* [Exercise goal]
State the number of lines that contain the word "Female", and add nothing else.

Stored records
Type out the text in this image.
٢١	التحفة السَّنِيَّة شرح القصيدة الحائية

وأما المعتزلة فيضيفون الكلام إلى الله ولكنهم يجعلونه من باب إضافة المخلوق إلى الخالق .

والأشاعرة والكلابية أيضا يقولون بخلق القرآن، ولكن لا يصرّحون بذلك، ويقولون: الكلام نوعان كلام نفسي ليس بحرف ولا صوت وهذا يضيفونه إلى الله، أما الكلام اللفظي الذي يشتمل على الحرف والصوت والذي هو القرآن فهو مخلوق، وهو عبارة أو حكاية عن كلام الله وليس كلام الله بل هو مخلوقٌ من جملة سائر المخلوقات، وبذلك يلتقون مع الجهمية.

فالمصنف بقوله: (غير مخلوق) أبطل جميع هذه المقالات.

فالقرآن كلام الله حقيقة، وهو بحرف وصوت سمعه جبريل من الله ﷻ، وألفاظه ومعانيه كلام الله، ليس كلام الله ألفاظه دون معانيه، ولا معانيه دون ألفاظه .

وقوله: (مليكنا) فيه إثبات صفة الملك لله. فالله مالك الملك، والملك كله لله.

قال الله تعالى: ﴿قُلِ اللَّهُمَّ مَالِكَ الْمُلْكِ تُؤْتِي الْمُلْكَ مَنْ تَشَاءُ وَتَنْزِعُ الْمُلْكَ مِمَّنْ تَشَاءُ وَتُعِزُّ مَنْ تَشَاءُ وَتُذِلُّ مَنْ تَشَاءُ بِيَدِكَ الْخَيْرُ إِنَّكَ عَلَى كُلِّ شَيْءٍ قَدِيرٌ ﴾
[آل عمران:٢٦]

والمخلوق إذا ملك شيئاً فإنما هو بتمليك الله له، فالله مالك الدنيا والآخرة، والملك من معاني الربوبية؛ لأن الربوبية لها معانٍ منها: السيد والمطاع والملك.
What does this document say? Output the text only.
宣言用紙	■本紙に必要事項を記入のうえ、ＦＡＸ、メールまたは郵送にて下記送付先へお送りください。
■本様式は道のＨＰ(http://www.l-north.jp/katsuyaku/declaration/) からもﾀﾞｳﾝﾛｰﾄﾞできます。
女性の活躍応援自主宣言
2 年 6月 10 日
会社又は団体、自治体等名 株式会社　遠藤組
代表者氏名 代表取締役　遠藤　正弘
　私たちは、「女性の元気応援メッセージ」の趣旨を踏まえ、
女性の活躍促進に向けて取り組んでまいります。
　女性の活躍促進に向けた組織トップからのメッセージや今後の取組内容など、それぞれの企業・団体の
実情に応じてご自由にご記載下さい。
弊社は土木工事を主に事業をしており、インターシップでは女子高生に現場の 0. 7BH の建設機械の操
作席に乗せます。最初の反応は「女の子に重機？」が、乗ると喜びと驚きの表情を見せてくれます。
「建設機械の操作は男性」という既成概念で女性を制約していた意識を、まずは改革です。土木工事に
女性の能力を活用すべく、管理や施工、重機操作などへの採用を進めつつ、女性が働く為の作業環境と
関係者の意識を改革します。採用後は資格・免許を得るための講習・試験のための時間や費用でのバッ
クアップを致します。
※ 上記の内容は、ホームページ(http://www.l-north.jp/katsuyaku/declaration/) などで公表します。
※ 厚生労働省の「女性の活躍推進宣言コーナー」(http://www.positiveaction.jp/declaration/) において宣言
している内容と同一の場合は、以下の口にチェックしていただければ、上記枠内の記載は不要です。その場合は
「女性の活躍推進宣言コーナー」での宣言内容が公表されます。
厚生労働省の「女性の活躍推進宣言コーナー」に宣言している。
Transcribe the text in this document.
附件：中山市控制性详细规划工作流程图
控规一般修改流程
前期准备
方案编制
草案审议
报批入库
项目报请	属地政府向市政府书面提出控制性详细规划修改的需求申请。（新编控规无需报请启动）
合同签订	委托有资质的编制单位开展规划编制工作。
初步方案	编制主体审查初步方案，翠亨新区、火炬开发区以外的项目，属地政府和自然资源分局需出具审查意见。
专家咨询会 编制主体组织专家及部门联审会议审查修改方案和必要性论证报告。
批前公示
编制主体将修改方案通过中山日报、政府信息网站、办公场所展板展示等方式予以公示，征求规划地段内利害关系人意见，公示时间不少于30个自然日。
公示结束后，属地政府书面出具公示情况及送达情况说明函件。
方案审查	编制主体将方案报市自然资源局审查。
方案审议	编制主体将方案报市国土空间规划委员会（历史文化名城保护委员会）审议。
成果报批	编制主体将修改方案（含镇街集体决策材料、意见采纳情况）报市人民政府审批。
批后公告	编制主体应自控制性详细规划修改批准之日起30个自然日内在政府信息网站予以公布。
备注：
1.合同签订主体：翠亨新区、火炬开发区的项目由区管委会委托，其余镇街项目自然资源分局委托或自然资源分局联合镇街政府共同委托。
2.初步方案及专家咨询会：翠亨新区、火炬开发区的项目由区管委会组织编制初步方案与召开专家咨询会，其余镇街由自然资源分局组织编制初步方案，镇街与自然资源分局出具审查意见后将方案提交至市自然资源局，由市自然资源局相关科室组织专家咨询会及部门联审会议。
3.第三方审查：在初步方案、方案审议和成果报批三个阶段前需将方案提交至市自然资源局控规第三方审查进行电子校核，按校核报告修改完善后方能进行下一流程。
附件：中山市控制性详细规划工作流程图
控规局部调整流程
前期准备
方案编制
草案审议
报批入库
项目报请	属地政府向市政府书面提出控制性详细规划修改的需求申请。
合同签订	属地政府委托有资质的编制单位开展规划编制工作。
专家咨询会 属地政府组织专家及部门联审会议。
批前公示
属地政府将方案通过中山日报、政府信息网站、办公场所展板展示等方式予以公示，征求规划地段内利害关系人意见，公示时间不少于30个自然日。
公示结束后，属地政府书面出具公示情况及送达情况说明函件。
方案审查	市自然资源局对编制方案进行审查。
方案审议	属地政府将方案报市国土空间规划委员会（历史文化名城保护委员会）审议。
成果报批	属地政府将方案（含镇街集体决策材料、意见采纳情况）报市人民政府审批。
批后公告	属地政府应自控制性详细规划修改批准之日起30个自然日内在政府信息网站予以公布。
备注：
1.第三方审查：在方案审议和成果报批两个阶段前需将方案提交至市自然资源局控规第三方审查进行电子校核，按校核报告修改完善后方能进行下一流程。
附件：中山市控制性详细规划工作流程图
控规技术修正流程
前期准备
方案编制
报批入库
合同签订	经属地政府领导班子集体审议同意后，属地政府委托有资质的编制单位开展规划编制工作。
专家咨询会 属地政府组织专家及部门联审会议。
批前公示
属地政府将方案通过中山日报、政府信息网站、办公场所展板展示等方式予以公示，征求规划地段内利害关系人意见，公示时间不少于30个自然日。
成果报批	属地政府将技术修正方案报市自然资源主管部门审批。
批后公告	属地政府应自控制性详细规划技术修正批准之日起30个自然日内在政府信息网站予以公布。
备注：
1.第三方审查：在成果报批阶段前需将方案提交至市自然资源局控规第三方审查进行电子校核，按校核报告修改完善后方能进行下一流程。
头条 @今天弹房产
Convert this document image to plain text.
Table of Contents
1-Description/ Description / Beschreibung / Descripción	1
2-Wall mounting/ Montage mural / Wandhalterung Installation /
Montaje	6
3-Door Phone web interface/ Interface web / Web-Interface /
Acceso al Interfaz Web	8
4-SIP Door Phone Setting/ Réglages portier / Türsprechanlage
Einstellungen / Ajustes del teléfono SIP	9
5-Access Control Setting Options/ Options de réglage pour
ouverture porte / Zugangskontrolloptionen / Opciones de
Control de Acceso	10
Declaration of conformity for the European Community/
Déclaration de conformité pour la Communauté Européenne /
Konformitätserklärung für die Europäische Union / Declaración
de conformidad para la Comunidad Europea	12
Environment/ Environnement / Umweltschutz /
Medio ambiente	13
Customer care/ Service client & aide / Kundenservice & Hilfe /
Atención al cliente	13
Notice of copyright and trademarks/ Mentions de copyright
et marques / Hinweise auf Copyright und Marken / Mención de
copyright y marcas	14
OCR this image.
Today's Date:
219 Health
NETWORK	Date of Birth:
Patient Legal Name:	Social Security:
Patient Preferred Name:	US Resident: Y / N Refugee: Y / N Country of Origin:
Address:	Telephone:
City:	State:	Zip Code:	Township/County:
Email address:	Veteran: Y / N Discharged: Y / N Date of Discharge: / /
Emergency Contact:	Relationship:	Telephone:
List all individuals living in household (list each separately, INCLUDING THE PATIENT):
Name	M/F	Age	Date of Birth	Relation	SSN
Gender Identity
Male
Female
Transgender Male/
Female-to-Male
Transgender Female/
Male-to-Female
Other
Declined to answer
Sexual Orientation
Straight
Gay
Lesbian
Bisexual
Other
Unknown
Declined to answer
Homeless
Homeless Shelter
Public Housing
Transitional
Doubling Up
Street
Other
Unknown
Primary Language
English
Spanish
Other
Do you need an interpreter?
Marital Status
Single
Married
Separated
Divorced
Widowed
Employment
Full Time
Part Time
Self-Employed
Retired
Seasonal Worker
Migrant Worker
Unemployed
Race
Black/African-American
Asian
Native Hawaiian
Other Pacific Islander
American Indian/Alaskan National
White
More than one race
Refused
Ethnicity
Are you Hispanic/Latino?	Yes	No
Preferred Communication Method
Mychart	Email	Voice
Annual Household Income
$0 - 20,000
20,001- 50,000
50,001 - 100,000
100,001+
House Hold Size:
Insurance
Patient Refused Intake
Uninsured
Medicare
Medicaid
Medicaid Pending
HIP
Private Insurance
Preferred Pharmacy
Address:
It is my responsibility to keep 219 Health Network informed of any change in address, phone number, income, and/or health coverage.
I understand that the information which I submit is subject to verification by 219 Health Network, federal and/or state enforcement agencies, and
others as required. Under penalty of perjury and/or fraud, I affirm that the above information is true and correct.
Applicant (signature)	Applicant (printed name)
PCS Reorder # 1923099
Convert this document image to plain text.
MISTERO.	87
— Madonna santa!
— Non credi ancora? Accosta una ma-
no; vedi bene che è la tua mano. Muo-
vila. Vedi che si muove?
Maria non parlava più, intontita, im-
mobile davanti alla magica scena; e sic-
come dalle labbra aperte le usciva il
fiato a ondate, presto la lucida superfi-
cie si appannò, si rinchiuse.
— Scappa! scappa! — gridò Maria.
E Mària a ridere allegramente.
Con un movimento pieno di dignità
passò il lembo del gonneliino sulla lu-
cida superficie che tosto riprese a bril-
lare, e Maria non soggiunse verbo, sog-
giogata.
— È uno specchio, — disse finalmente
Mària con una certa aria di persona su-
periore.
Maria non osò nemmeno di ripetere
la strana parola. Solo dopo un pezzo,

* [Exercise solution]
4